Exercise directions: Tally how many lines hold the string "document". Your reply should be that number alone.

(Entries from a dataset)

──────────

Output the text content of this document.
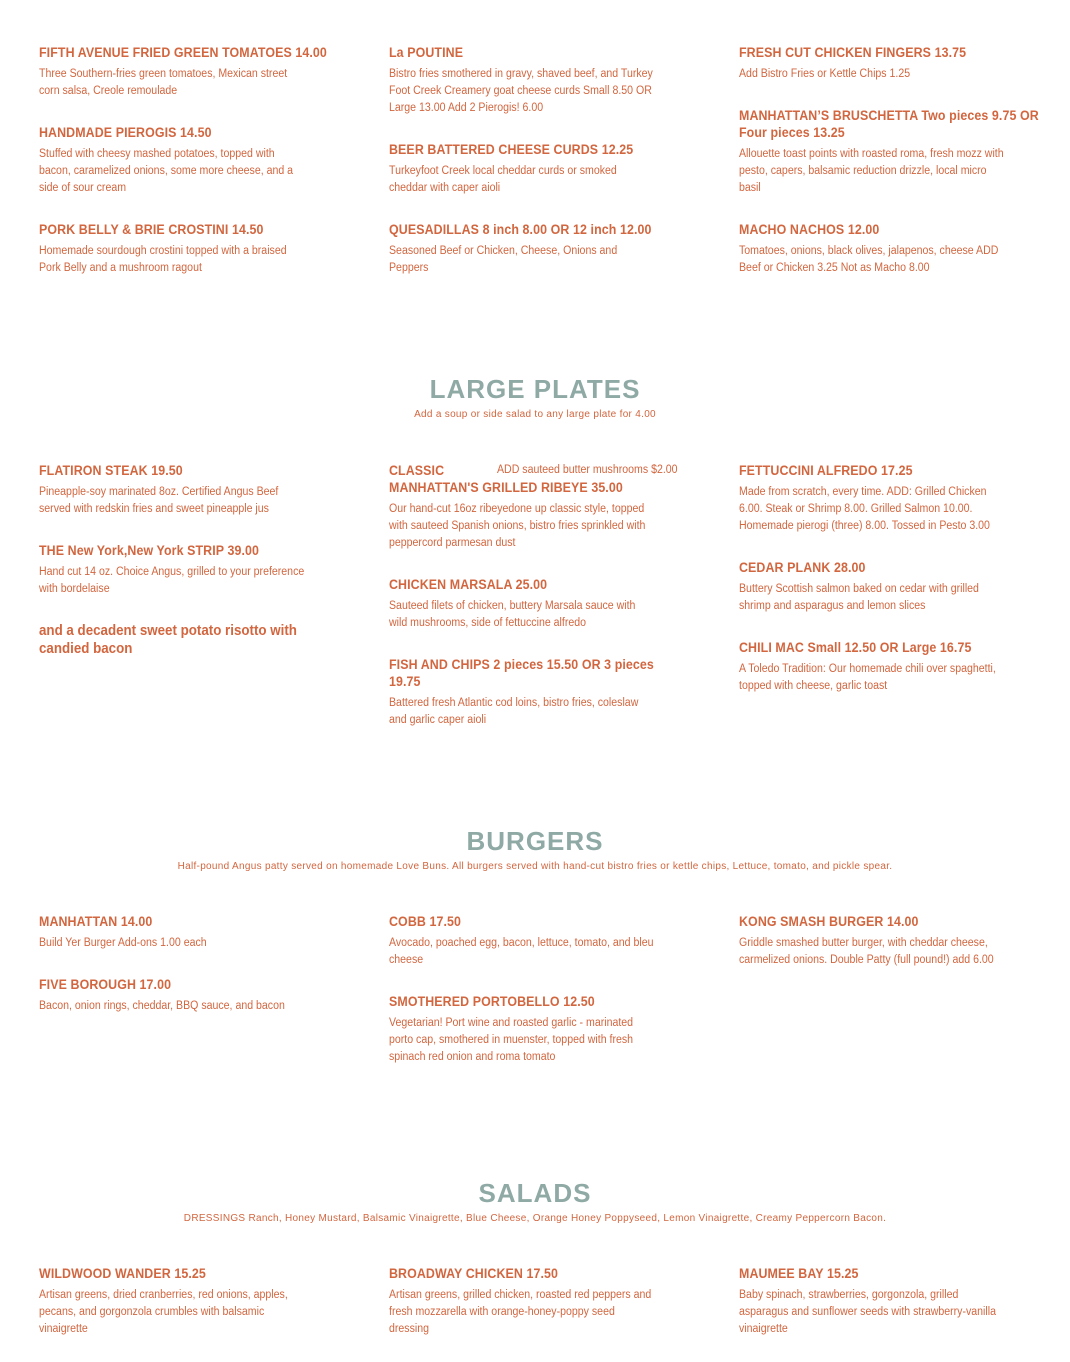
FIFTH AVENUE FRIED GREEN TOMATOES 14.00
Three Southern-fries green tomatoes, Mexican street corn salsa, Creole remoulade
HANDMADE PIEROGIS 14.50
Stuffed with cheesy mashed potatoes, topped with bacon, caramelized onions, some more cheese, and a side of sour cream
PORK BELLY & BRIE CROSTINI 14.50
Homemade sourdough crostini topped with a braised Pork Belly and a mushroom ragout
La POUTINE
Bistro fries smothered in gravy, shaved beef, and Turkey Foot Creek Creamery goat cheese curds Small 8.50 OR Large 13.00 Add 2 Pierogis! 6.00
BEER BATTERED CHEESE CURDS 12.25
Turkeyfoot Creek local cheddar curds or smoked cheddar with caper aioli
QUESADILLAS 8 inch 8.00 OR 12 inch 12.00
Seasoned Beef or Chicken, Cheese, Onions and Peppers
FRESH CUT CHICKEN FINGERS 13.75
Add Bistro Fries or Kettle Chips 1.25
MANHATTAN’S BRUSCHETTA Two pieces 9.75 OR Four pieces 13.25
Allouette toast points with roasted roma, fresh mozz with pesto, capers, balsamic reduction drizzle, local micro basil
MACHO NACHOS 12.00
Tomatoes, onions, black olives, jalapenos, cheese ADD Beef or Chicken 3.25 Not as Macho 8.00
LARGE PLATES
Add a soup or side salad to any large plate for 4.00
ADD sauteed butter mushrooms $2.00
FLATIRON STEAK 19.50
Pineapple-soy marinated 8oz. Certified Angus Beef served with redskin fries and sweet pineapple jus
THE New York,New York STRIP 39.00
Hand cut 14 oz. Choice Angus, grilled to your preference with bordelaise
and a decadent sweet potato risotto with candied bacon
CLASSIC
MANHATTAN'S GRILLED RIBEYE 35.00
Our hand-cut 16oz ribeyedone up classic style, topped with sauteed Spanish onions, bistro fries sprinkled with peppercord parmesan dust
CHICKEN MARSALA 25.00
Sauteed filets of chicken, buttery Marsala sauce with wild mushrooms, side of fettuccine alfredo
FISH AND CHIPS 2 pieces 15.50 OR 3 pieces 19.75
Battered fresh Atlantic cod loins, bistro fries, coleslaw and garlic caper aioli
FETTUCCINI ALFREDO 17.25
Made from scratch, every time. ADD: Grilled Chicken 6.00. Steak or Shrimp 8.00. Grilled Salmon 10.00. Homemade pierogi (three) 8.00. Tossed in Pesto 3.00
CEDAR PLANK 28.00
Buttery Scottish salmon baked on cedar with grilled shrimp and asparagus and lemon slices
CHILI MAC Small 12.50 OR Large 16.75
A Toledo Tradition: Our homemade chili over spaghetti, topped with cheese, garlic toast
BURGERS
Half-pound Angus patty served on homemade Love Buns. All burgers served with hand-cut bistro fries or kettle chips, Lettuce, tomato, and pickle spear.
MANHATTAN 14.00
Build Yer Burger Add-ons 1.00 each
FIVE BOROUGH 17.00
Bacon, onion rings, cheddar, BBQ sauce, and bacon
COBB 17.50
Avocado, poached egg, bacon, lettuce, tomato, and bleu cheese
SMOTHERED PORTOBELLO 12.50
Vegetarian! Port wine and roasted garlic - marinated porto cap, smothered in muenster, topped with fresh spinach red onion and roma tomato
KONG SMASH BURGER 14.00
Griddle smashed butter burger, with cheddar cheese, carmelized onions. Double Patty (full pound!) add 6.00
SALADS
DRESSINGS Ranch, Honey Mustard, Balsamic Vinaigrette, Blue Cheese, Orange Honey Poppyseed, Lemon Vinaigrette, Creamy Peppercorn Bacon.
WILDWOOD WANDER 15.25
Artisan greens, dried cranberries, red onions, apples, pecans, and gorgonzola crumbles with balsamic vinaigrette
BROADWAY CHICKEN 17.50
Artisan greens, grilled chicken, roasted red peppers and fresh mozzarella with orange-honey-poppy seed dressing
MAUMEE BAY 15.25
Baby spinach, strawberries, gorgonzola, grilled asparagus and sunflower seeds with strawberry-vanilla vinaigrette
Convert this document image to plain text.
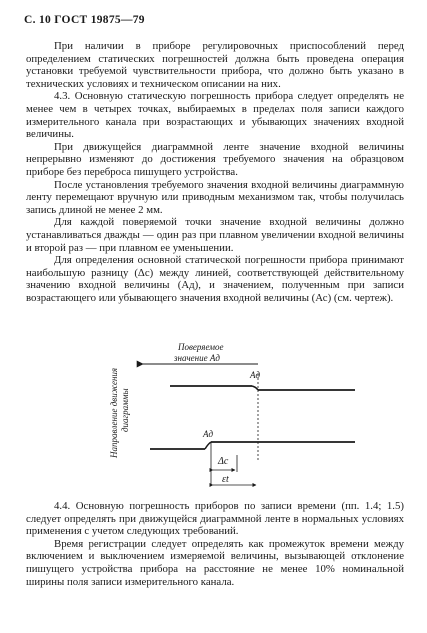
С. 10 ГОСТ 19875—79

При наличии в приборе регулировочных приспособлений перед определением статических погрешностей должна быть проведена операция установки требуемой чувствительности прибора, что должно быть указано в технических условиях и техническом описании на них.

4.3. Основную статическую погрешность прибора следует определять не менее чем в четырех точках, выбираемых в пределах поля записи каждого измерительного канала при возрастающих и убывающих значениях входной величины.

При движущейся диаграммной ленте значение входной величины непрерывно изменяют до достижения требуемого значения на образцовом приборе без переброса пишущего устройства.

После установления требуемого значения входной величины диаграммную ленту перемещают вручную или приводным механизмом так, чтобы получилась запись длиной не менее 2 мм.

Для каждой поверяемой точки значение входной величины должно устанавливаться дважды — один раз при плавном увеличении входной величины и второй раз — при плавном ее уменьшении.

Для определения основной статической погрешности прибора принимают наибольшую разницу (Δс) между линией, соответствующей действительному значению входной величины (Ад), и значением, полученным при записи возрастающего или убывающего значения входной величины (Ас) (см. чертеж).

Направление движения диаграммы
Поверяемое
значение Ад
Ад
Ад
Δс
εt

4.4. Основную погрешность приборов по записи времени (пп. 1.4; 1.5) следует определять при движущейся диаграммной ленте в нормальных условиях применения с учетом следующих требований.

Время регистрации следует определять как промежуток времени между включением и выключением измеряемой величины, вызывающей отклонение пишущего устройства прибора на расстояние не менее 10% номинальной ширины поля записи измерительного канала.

──────────

Full solution: 2